===== Task data =====

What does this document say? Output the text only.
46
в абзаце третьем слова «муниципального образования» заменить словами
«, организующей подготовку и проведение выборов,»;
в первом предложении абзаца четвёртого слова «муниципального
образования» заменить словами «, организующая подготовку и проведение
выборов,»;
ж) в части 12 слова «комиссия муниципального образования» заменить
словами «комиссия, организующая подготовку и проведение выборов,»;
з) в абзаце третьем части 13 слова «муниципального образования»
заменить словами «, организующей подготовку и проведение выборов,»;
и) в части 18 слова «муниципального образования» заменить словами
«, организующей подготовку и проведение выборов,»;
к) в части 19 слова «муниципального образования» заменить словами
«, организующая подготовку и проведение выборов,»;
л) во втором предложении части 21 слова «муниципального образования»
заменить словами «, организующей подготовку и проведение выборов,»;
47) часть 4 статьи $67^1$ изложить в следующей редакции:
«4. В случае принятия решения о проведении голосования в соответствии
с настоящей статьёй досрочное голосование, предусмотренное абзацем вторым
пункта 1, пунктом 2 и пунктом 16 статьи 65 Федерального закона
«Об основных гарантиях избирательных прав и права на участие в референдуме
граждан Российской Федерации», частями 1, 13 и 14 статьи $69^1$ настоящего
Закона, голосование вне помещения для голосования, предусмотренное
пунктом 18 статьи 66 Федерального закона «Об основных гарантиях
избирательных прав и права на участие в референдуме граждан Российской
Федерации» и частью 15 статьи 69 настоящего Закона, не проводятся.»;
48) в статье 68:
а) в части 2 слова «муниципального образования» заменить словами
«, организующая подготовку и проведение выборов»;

=====

▶ Stated exercise: Write out the whole listing exactly.

▶ Exercise output:
What does this document say? Output the text only.
46
в абзаце третьем слова «муниципального образования» заменить словами
«, организующей подготовку и проведение выборов,»;
в первом предложении абзаца четвёртого слова «муниципального
образования» заменить словами «, организующая подготовку и проведение
выборов,»;
ж) в части 12 слова «комиссия муниципального образования» заменить
словами «комиссия, организующая подготовку и проведение выборов,»;
з) в абзаце третьем части 13 слова «муниципального образования»
заменить словами «, организующей подготовку и проведение выборов,»;
и) в части 18 слова «муниципального образования» заменить словами
«, организующей подготовку и проведение выборов,»;
к) в части 19 слова «муниципального образования» заменить словами
«, организующая подготовку и проведение выборов,»;
л) во втором предложении части 21 слова «муниципального образования»
заменить словами «, организующей подготовку и проведение выборов,»;
47) часть 4 статьи $67^1$ изложить в следующей редакции:
«4. В случае принятия решения о проведении голосования в соответствии
с настоящей статьёй досрочное голосование, предусмотренное абзацем вторым
пункта 1, пунктом 2 и пунктом 16 статьи 65 Федерального закона
«Об основных гарантиях избирательных прав и права на участие в референдуме
граждан Российской Федерации», частями 1, 13 и 14 статьи $69^1$ настоящего
Закона, голосование вне помещения для голосования, предусмотренное
пунктом 18 статьи 66 Федерального закона «Об основных гарантиях
избирательных прав и права на участие в референдуме граждан Российской
Федерации» и частью 15 статьи 69 настоящего Закона, не проводятся.»;
48) в статье 68:
а) в части 2 слова «муниципального образования» заменить словами
«, организующая подготовку и проведение выборов»;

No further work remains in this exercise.